• _LISTING_
◇ ◇ ◇ ◇

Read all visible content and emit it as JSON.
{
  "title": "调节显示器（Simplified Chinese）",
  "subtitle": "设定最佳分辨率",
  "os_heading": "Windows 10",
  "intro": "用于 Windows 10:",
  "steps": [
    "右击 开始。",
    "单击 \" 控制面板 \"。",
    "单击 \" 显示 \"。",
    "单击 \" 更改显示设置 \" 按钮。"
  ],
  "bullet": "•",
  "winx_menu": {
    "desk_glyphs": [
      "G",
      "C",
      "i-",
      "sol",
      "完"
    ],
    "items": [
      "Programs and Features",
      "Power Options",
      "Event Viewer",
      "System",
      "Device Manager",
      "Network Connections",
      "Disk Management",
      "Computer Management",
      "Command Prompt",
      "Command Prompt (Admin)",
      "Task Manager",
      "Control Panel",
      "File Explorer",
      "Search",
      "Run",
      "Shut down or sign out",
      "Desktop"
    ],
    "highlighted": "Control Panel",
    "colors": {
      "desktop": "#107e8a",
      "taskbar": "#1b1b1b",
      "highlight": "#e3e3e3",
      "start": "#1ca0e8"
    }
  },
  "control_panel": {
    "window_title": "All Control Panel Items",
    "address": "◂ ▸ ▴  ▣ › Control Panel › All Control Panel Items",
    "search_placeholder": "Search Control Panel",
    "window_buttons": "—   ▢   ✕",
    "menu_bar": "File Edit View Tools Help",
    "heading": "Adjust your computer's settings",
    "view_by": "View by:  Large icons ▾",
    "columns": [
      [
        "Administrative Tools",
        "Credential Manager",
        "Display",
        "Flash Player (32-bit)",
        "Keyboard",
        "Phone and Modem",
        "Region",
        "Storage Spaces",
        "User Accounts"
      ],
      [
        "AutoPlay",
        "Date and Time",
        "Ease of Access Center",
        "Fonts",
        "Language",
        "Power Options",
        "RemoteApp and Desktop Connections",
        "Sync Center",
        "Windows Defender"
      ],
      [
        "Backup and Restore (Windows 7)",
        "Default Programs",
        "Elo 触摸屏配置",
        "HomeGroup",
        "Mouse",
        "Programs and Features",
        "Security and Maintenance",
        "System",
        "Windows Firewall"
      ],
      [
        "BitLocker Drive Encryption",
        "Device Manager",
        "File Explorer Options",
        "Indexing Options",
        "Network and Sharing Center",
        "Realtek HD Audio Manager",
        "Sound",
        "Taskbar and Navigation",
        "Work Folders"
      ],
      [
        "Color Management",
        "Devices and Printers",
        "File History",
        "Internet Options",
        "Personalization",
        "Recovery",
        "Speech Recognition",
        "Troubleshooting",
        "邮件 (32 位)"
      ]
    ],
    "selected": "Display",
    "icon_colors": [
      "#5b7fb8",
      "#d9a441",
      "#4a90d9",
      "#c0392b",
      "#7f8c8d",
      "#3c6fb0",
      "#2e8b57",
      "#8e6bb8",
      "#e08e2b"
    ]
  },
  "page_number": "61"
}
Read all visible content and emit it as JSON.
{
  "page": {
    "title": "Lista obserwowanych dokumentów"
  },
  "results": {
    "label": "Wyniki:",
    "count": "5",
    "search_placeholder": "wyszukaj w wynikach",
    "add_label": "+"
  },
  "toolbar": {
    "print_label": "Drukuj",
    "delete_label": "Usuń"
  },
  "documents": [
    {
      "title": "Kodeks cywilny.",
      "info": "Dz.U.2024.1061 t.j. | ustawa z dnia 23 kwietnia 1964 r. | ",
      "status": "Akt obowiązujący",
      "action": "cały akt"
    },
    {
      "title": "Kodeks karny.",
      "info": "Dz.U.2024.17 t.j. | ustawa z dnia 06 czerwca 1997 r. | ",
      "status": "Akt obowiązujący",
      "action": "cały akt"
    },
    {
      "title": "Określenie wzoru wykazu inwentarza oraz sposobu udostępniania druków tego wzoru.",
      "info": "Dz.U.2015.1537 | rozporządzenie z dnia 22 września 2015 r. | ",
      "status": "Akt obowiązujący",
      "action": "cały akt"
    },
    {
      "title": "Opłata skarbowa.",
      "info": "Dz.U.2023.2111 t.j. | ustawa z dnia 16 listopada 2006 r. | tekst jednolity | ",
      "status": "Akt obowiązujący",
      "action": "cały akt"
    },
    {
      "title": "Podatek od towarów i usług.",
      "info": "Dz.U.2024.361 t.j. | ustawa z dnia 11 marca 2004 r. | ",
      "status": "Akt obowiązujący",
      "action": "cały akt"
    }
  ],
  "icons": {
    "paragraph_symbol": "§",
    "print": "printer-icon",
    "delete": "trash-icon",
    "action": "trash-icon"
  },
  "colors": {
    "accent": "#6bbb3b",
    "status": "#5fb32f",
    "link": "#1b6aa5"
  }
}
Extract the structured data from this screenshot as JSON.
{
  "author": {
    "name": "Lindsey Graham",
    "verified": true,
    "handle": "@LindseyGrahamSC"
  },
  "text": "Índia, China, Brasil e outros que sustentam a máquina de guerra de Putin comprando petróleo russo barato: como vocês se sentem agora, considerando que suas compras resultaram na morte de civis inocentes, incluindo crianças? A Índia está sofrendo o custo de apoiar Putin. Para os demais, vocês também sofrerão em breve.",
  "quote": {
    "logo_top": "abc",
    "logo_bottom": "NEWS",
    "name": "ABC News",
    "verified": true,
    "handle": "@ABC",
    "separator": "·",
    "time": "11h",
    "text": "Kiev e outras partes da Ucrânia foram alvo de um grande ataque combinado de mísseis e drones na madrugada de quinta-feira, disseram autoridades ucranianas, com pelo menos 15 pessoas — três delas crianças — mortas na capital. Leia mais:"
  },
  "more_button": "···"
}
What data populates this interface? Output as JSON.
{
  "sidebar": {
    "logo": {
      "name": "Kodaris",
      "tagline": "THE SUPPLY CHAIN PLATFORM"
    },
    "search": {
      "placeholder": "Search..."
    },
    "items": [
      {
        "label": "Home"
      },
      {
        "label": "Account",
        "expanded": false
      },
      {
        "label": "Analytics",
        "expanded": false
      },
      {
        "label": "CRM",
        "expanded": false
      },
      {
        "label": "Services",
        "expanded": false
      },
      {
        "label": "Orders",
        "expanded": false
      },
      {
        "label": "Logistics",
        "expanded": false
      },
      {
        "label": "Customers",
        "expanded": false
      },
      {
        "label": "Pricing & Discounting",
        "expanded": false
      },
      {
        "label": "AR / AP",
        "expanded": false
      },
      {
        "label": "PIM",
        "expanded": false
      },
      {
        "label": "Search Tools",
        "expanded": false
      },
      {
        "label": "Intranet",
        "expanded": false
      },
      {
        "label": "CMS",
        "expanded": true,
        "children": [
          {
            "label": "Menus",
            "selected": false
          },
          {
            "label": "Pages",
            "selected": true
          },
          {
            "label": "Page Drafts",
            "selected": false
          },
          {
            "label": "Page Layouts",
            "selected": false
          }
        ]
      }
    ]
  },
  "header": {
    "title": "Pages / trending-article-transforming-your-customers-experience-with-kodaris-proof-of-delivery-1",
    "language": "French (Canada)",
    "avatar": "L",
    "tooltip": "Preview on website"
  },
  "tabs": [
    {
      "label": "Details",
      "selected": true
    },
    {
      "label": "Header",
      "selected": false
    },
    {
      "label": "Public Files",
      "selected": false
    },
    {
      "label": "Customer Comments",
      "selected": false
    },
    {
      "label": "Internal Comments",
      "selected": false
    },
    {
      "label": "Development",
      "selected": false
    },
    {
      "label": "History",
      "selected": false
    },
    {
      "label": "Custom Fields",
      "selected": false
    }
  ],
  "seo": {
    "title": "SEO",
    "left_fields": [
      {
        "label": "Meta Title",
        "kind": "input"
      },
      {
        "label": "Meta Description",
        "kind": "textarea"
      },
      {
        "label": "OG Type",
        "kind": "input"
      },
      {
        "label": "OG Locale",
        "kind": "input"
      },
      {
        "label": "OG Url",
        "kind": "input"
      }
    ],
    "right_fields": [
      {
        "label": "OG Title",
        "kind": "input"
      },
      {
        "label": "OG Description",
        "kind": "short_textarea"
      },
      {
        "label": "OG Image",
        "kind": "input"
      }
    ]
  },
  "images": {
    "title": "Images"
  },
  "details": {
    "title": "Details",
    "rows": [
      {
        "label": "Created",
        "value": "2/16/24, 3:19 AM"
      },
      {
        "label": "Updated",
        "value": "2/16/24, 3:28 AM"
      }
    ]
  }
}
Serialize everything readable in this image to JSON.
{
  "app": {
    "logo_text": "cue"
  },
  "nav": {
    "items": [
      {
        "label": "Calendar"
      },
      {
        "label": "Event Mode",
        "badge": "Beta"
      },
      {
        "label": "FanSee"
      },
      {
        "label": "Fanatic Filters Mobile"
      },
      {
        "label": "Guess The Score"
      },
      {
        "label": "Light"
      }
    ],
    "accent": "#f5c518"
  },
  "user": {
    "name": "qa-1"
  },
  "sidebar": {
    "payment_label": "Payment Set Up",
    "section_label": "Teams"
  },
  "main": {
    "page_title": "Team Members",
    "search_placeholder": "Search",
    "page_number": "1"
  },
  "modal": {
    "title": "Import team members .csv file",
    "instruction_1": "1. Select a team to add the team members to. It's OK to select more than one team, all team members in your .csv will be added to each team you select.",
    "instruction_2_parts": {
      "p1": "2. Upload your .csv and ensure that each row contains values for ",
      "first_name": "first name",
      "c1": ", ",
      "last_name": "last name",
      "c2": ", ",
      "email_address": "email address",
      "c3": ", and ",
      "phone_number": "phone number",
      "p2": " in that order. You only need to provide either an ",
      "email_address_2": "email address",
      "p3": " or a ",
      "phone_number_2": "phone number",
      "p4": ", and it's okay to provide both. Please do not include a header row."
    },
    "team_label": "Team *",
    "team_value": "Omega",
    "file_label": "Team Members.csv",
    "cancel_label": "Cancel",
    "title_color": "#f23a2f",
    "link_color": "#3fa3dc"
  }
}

◇ ◇ ◇ ◇

• _TASK REQUIREMENTS_
Copy each line above that contains the word "trash".

• _FULL OUTPUT_
    "delete": "trash-icon",
    "action": "trash-icon"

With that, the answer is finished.